====== DATA IN THIS EXERCISE

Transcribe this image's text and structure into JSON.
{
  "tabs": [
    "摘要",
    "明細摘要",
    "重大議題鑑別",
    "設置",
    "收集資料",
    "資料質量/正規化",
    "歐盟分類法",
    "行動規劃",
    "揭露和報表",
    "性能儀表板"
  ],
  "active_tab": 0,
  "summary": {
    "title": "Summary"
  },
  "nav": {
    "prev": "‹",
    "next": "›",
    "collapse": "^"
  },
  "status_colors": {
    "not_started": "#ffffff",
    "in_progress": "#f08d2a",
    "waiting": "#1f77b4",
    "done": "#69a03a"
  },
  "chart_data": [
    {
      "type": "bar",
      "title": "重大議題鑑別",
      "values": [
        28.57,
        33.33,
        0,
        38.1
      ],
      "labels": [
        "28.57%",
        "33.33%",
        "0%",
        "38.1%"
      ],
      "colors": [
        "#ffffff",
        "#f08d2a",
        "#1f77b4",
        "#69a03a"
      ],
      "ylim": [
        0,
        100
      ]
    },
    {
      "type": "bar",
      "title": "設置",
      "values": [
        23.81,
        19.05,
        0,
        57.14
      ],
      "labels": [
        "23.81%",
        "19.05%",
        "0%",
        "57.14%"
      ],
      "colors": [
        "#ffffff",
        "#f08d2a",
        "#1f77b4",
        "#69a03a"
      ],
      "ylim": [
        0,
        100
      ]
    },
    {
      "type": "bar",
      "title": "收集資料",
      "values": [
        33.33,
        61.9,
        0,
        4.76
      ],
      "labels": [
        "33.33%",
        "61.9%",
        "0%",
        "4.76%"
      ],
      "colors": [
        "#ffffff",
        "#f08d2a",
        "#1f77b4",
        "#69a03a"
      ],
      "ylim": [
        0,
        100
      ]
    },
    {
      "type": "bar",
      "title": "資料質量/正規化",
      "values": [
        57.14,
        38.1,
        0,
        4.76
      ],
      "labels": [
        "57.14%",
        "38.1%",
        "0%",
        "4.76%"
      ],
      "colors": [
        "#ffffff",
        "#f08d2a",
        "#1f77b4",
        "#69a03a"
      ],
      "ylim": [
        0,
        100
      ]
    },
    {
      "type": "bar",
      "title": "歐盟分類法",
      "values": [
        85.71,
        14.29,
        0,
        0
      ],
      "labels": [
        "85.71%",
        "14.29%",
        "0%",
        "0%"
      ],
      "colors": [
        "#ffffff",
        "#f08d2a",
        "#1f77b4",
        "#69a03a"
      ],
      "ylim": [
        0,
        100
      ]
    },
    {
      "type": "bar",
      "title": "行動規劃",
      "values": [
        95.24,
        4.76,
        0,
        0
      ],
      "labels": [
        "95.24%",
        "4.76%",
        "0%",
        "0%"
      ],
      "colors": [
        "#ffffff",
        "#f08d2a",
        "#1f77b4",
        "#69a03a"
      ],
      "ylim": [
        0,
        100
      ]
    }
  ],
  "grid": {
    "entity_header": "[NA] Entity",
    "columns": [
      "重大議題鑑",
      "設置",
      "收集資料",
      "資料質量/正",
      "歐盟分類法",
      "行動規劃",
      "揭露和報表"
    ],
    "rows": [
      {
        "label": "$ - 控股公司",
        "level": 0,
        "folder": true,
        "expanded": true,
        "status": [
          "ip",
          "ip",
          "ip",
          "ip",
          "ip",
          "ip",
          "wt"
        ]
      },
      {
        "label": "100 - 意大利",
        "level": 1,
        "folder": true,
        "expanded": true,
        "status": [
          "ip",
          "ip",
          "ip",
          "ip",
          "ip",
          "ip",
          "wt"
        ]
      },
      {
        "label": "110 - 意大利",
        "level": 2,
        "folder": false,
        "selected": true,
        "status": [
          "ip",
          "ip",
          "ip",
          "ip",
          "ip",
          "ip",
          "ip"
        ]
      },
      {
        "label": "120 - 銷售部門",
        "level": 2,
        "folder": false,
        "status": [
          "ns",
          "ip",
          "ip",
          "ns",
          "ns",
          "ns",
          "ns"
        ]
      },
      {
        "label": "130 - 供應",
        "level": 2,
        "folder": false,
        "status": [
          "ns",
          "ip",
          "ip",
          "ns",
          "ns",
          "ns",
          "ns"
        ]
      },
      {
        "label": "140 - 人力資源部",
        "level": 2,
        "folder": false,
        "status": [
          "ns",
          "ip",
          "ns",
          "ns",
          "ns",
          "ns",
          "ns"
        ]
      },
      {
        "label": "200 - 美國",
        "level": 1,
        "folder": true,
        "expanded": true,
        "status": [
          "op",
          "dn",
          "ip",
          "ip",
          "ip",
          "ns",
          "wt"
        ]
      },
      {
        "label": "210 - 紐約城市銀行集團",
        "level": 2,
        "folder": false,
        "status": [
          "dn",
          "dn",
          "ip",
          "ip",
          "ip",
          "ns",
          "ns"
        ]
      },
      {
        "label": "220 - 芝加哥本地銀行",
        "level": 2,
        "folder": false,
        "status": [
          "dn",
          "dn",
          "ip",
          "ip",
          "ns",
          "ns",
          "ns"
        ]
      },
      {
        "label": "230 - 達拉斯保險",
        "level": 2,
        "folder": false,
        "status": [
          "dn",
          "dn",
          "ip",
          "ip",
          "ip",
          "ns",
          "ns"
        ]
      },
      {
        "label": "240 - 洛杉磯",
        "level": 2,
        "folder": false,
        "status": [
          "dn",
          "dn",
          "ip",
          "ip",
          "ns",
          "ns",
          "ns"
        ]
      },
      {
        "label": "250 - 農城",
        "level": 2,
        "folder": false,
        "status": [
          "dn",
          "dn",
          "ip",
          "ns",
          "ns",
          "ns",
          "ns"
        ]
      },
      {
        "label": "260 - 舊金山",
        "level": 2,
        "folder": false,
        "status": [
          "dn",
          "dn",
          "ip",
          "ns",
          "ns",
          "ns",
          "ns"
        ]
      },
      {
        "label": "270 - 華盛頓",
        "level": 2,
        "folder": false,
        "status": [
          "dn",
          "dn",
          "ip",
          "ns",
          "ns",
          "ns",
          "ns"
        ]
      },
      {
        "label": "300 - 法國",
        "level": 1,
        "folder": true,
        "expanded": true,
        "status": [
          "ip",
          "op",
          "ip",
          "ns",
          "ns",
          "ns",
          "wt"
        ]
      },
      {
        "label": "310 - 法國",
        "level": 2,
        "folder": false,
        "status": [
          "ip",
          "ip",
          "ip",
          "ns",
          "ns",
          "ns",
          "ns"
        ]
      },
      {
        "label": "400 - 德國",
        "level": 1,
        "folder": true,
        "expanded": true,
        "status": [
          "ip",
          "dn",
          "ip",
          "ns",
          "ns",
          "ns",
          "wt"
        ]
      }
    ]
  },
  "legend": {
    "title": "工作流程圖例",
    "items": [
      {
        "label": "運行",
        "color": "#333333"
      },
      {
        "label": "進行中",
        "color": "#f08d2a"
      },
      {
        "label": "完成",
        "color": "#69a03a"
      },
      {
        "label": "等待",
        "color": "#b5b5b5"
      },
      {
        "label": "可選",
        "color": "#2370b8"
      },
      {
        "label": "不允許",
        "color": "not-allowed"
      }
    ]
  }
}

============

* _TO DO_
Using the data above, print every record exactly as shown.

* _EXERCISE RESPONSE_
Transcribe this image's text and structure into JSON.
{
  "tabs": [
    "摘要",
    "明細摘要",
    "重大議題鑑別",
    "設置",
    "收集資料",
    "資料質量/正規化",
    "歐盟分類法",
    "行動規劃",
    "揭露和報表",
    "性能儀表板"
  ],
  "active_tab": 0,
  "summary": {
    "title": "Summary"
  },
  "nav": {
    "prev": "‹",
    "next": "›",
    "collapse": "^"
  },
  "status_colors": {
    "not_started": "#ffffff",
    "in_progress": "#f08d2a",
    "waiting": "#1f77b4",
    "done": "#69a03a"
  },
  "chart_data": [
    {
      "type": "bar",
      "title": "重大議題鑑別",
      "values": [
        28.57,
        33.33,
        0,
        38.1
      ],
      "labels": [
        "28.57%",
        "33.33%",
        "0%",
        "38.1%"
      ],
      "colors": [
        "#ffffff",
        "#f08d2a",
        "#1f77b4",
        "#69a03a"
      ],
      "ylim": [
        0,
        100
      ]
    },
    {
      "type": "bar",
      "title": "設置",
      "values": [
        23.81,
        19.05,
        0,
        57.14
      ],
      "labels": [
        "23.81%",
        "19.05%",
        "0%",
        "57.14%"
      ],
      "colors": [
        "#ffffff",
        "#f08d2a",
        "#1f77b4",
        "#69a03a"
      ],
      "ylim": [
        0,
        100
      ]
    },
    {
      "type": "bar",
      "title": "收集資料",
      "values": [
        33.33,
        61.9,
        0,
        4.76
      ],
      "labels": [
        "33.33%",
        "61.9%",
        "0%",
        "4.76%"
      ],
      "colors": [
        "#ffffff",
        "#f08d2a",
        "#1f77b4",
        "#69a03a"
      ],
      "ylim": [
        0,
        100
      ]
    },
    {
      "type": "bar",
      "title": "資料質量/正規化",
      "values": [
        57.14,
        38.1,
        0,
        4.76
      ],
      "labels": [
        "57.14%",
        "38.1%",
        "0%",
        "4.76%"
      ],
      "colors": [
        "#ffffff",
        "#f08d2a",
        "#1f77b4",
        "#69a03a"
      ],
      "ylim": [
        0,
        100
      ]
    },
    {
      "type": "bar",
      "title": "歐盟分類法",
      "values": [
        85.71,
        14.29,
        0,
        0
      ],
      "labels": [
        "85.71%",
        "14.29%",
        "0%",
        "0%"
      ],
      "colors": [
        "#ffffff",
        "#f08d2a",
        "#1f77b4",
        "#69a03a"
      ],
      "ylim": [
        0,
        100
      ]
    },
    {
      "type": "bar",
      "title": "行動規劃",
      "values": [
        95.24,
        4.76,
        0,
        0
      ],
      "labels": [
        "95.24%",
        "4.76%",
        "0%",
        "0%"
      ],
      "colors": [
        "#ffffff",
        "#f08d2a",
        "#1f77b4",
        "#69a03a"
      ],
      "ylim": [
        0,
        100
      ]
    }
  ],
  "grid": {
    "entity_header": "[NA] Entity",
    "columns": [
      "重大議題鑑",
      "設置",
      "收集資料",
      "資料質量/正",
      "歐盟分類法",
      "行動規劃",
      "揭露和報表"
    ],
    "rows": [
      {
        "label": "$ - 控股公司",
        "level": 0,
        "folder": true,
        "expanded": true,
        "status": [
          "ip",
          "ip",
          "ip",
          "ip",
          "ip",
          "ip",
          "wt"
        ]
      },
      {
        "label": "100 - 意大利",
        "level": 1,
        "folder": true,
        "expanded": true,
        "status": [
          "ip",
          "ip",
          "ip",
          "ip",
          "ip",
          "ip",
          "wt"
        ]
      },
      {
        "label": "110 - 意大利",
        "level": 2,
        "folder": false,
        "selected": true,
        "status": [
          "ip",
          "ip",
          "ip",
          "ip",
          "ip",
          "ip",
          "ip"
        ]
      },
      {
        "label": "120 - 銷售部門",
        "level": 2,
        "folder": false,
        "status": [
          "ns",
          "ip",
          "ip",
          "ns",
          "ns",
          "ns",
          "ns"
        ]
      },
      {
        "label": "130 - 供應",
        "level": 2,
        "folder": false,
        "status": [
          "ns",
          "ip",
          "ip",
          "ns",
          "ns",
          "ns",
          "ns"
        ]
      },
      {
        "label": "140 - 人力資源部",
        "level": 2,
        "folder": false,
        "status": [
          "ns",
          "ip",
          "ns",
          "ns",
          "ns",
          "ns",
          "ns"
        ]
      },
      {
        "label": "200 - 美國",
        "level": 1,
        "folder": true,
        "expanded": true,
        "status": [
          "op",
          "dn",
          "ip",
          "ip",
          "ip",
          "ns",
          "wt"
        ]
      },
      {
        "label": "210 - 紐約城市銀行集團",
        "level": 2,
        "folder": false,
        "status": [
          "dn",
          "dn",
          "ip",
          "ip",
          "ip",
          "ns",
          "ns"
        ]
      },
      {
        "label": "220 - 芝加哥本地銀行",
        "level": 2,
        "folder": false,
        "status": [
          "dn",
          "dn",
          "ip",
          "ip",
          "ns",
          "ns",
          "ns"
        ]
      },
      {
        "label": "230 - 達拉斯保險",
        "level": 2,
        "folder": false,
        "status": [
          "dn",
          "dn",
          "ip",
          "ip",
          "ip",
          "ns",
          "ns"
        ]
      },
      {
        "label": "240 - 洛杉磯",
        "level": 2,
        "folder": false,
        "status": [
          "dn",
          "dn",
          "ip",
          "ip",
          "ns",
          "ns",
          "ns"
        ]
      },
      {
        "label": "250 - 農城",
        "level": 2,
        "folder": false,
        "status": [
          "dn",
          "dn",
          "ip",
          "ns",
          "ns",
          "ns",
          "ns"
        ]
      },
      {
        "label": "260 - 舊金山",
        "level": 2,
        "folder": false,
        "status": [
          "dn",
          "dn",
          "ip",
          "ns",
          "ns",
          "ns",
          "ns"
        ]
      },
      {
        "label": "270 - 華盛頓",
        "level": 2,
        "folder": false,
        "status": [
          "dn",
          "dn",
          "ip",
          "ns",
          "ns",
          "ns",
          "ns"
        ]
      },
      {
        "label": "300 - 法國",
        "level": 1,
        "folder": true,
        "expanded": true,
        "status": [
          "ip",
          "op",
          "ip",
          "ns",
          "ns",
          "ns",
          "wt"
        ]
      },
      {
        "label": "310 - 法國",
        "level": 2,
        "folder": false,
        "status": [
          "ip",
          "ip",
          "ip",
          "ns",
          "ns",
          "ns",
          "ns"
        ]
      },
      {
        "label": "400 - 德國",
        "level": 1,
        "folder": true,
        "expanded": true,
        "status": [
          "ip",
          "dn",
          "ip",
          "ns",
          "ns",
          "ns",
          "wt"
        ]
      }
    ]
  },
  "legend": {
    "title": "工作流程圖例",
    "items": [
      {
        "label": "運行",
        "color": "#333333"
      },
      {
        "label": "進行中",
        "color": "#f08d2a"
      },
      {
        "label": "完成",
        "color": "#69a03a"
      },
      {
        "label": "等待",
        "color": "#b5b5b5"
      },
      {
        "label": "可選",
        "color": "#2370b8"
      },
      {
        "label": "不允許",
        "color": "not-allowed"
      }
    ]
  }
}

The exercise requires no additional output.